[TASK DETAILS]: Below is a set of records; print all of them exactly as written.

[EXCERPTED RECORDS]:
┄┄┄┄┄┄

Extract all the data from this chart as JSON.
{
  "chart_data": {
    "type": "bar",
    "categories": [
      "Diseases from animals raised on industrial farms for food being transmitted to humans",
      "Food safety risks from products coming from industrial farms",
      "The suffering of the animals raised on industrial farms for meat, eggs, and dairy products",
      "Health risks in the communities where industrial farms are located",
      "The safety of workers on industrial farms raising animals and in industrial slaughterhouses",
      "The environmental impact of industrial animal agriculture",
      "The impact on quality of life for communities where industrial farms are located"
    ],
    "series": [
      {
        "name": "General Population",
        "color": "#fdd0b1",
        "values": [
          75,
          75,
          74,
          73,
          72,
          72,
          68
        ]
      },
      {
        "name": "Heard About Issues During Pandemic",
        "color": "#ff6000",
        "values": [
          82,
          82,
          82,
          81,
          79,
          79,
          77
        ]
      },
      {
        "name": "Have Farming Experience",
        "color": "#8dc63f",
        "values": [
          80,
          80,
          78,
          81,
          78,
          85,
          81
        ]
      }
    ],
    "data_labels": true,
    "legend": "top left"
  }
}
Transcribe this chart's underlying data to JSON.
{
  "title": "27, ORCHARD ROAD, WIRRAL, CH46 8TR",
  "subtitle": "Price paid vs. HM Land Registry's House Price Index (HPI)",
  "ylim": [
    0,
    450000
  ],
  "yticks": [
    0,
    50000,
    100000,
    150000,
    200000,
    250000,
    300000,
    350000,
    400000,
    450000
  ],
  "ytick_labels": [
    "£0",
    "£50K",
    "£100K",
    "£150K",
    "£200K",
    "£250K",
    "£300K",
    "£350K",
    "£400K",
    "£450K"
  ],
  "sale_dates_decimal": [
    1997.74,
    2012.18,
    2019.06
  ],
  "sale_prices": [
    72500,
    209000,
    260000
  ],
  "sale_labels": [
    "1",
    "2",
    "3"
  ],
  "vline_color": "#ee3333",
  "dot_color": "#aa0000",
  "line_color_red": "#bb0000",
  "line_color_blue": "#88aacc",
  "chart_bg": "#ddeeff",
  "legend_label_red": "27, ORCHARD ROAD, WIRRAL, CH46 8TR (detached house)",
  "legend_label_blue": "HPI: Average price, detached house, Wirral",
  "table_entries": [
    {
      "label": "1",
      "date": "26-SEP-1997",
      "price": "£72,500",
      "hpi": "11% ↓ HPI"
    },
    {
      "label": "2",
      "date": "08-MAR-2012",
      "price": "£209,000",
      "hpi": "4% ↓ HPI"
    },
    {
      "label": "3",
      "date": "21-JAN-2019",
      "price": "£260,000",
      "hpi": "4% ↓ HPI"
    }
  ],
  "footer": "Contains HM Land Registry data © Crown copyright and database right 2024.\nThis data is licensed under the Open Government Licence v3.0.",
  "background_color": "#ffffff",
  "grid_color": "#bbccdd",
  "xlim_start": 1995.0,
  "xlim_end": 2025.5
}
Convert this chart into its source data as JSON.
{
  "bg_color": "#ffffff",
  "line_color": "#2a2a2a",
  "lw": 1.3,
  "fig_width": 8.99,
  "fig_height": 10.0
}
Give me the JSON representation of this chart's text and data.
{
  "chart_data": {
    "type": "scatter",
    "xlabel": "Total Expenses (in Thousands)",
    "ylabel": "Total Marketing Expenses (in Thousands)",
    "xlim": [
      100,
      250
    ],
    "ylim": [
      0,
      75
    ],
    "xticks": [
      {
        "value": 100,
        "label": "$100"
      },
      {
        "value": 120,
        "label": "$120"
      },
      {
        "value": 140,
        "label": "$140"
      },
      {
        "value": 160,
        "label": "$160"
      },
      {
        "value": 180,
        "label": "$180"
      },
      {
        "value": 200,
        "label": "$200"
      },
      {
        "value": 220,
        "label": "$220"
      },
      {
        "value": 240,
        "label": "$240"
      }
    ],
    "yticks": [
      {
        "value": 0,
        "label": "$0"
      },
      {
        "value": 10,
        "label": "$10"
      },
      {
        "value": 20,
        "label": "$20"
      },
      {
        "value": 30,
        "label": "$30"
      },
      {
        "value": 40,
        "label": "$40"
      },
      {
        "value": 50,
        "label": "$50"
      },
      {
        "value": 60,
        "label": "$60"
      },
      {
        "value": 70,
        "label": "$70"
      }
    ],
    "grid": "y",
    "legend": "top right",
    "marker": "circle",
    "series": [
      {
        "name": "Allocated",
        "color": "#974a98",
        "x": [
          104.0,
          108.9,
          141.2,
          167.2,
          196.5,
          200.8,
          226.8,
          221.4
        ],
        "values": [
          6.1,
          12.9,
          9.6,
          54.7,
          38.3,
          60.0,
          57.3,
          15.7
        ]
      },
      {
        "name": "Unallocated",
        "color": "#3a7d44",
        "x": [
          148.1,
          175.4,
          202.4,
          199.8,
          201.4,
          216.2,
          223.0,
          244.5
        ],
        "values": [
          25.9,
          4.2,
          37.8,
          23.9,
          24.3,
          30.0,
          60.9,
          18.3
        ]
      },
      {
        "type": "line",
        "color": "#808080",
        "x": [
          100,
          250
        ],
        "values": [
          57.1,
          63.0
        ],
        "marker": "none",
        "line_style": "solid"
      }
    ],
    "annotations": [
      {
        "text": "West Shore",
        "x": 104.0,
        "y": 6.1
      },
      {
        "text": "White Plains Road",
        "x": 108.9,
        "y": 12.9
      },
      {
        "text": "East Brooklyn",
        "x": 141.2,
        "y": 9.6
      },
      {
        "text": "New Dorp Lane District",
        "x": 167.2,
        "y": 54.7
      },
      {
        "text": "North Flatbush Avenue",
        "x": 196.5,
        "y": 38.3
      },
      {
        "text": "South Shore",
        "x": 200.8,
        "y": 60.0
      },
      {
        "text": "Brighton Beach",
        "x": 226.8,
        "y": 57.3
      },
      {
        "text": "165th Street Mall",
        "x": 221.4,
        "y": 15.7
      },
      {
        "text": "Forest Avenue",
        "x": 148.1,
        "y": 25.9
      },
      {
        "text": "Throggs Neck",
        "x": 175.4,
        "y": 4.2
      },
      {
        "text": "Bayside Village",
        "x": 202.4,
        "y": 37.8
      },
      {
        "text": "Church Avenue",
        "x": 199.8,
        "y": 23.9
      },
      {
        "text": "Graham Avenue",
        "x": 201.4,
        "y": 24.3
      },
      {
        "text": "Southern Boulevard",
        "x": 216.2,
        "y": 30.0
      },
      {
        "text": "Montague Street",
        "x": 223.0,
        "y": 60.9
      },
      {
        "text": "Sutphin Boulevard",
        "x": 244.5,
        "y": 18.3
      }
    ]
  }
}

┄┄┄┄┄┄

[SOLUTION TO THIS EXERCISE]:
Extract all the data from this chart as JSON.
{
  "chart_data": {
    "type": "bar",
    "categories": [
      "Diseases from animals raised on industrial farms for food being transmitted to humans",
      "Food safety risks from products coming from industrial farms",
      "The suffering of the animals raised on industrial farms for meat, eggs, and dairy products",
      "Health risks in the communities where industrial farms are located",
      "The safety of workers on industrial farms raising animals and in industrial slaughterhouses",
      "The environmental impact of industrial animal agriculture",
      "The impact on quality of life for communities where industrial farms are located"
    ],
    "series": [
      {
        "name": "General Population",
        "color": "#fdd0b1",
        "values": [
          75,
          75,
          74,
          73,
          72,
          72,
          68
        ]
      },
      {
        "name": "Heard About Issues During Pandemic",
        "color": "#ff6000",
        "values": [
          82,
          82,
          82,
          81,
          79,
          79,
          77
        ]
      },
      {
        "name": "Have Farming Experience",
        "color": "#8dc63f",
        "values": [
          80,
          80,
          78,
          81,
          78,
          85,
          81
        ]
      }
    ],
    "data_labels": true,
    "legend": "top left"
  }
}
Transcribe this chart's underlying data to JSON.
{
  "title": "27, ORCHARD ROAD, WIRRAL, CH46 8TR",
  "subtitle": "Price paid vs. HM Land Registry's House Price Index (HPI)",
  "ylim": [
    0,
    450000
  ],
  "yticks": [
    0,
    50000,
    100000,
    150000,
    200000,
    250000,
    300000,
    350000,
    400000,
    450000
  ],
  "ytick_labels": [
    "£0",
    "£50K",
    "£100K",
    "£150K",
    "£200K",
    "£250K",
    "£300K",
    "£350K",
    "£400K",
    "£450K"
  ],
  "sale_dates_decimal": [
    1997.74,
    2012.18,
    2019.06
  ],
  "sale_prices": [
    72500,
    209000,
    260000
  ],
  "sale_labels": [
    "1",
    "2",
    "3"
  ],
  "vline_color": "#ee3333",
  "dot_color": "#aa0000",
  "line_color_red": "#bb0000",
  "line_color_blue": "#88aacc",
  "chart_bg": "#ddeeff",
  "legend_label_red": "27, ORCHARD ROAD, WIRRAL, CH46 8TR (detached house)",
  "legend_label_blue": "HPI: Average price, detached house, Wirral",
  "table_entries": [
    {
      "label": "1",
      "date": "26-SEP-1997",
      "price": "£72,500",
      "hpi": "11% ↓ HPI"
    },
    {
      "label": "2",
      "date": "08-MAR-2012",
      "price": "£209,000",
      "hpi": "4% ↓ HPI"
    },
    {
      "label": "3",
      "date": "21-JAN-2019",
      "price": "£260,000",
      "hpi": "4% ↓ HPI"
    }
  ],
  "footer": "Contains HM Land Registry data © Crown copyright and database right 2024.\nThis data is licensed under the Open Government Licence v3.0.",
  "background_color": "#ffffff",
  "grid_color": "#bbccdd",
  "xlim_start": 1995.0,
  "xlim_end": 2025.5
}
Convert this chart into its source data as JSON.
{
  "bg_color": "#ffffff",
  "line_color": "#2a2a2a",
  "lw": 1.3,
  "fig_width": 8.99,
  "fig_height": 10.0
}
Give me the JSON representation of this chart's text and data.
{
  "chart_data": {
    "type": "scatter",
    "xlabel": "Total Expenses (in Thousands)",
    "ylabel": "Total Marketing Expenses (in Thousands)",
    "xlim": [
      100,
      250
    ],
    "ylim": [
      0,
      75
    ],
    "xticks": [
      {
        "value": 100,
        "label": "$100"
      },
      {
        "value": 120,
        "label": "$120"
      },
      {
        "value": 140,
        "label": "$140"
      },
      {
        "value": 160,
        "label": "$160"
      },
      {
        "value": 180,
        "label": "$180"
      },
      {
        "value": 200,
        "label": "$200"
      },
      {
        "value": 220,
        "label": "$220"
      },
      {
        "value": 240,
        "label": "$240"
      }
    ],
    "yticks": [
      {
        "value": 0,
        "label": "$0"
      },
      {
        "value": 10,
        "label": "$10"
      },
      {
        "value": 20,
        "label": "$20"
      },
      {
        "value": 30,
        "label": "$30"
      },
      {
        "value": 40,
        "label": "$40"
      },
      {
        "value": 50,
        "label": "$50"
      },
      {
        "value": 60,
        "label": "$60"
      },
      {
        "value": 70,
        "label": "$70"
      }
    ],
    "grid": "y",
    "legend": "top right",
    "marker": "circle",
    "series": [
      {
        "name": "Allocated",
        "color": "#974a98",
        "x": [
          104.0,
          108.9,
          141.2,
          167.2,
          196.5,
          200.8,
          226.8,
          221.4
        ],
        "values": [
          6.1,
          12.9,
          9.6,
          54.7,
          38.3,
          60.0,
          57.3,
          15.7
        ]
      },
      {
        "name": "Unallocated",
        "color": "#3a7d44",
        "x": [
          148.1,
          175.4,
          202.4,
          199.8,
          201.4,
          216.2,
          223.0,
          244.5
        ],
        "values": [
          25.9,
          4.2,
          37.8,
          23.9,
          24.3,
          30.0,
          60.9,
          18.3
        ]
      },
      {
        "type": "line",
        "color": "#808080",
        "x": [
          100,
          250
        ],
        "values": [
          57.1,
          63.0
        ],
        "marker": "none",
        "line_style": "solid"
      }
    ],
    "annotations": [
      {
        "text": "West Shore",
        "x": 104.0,
        "y": 6.1
      },
      {
        "text": "White Plains Road",
        "x": 108.9,
        "y": 12.9
      },
      {
        "text": "East Brooklyn",
        "x": 141.2,
        "y": 9.6
      },
      {
        "text": "New Dorp Lane District",
        "x": 167.2,
        "y": 54.7
      },
      {
        "text": "North Flatbush Avenue",
        "x": 196.5,
        "y": 38.3
      },
      {
        "text": "South Shore",
        "x": 200.8,
        "y": 60.0
      },
      {
        "text": "Brighton Beach",
        "x": 226.8,
        "y": 57.3
      },
      {
        "text": "165th Street Mall",
        "x": 221.4,
        "y": 15.7
      },
      {
        "text": "Forest Avenue",
        "x": 148.1,
        "y": 25.9
      },
      {
        "text": "Throggs Neck",
        "x": 175.4,
        "y": 4.2
      },
      {
        "text": "Bayside Village",
        "x": 202.4,
        "y": 37.8
      },
      {
        "text": "Church Avenue",
        "x": 199.8,
        "y": 23.9
      },
      {
        "text": "Graham Avenue",
        "x": 201.4,
        "y": 24.3
      },
      {
        "text": "Southern Boulevard",
        "x": 216.2,
        "y": 30.0
      },
      {
        "text": "Montague Street",
        "x": 223.0,
        "y": 60.9
      },
      {
        "text": "Sutphin Boulevard",
        "x": 244.5,
        "y": 18.3
      }
    ]
  }
}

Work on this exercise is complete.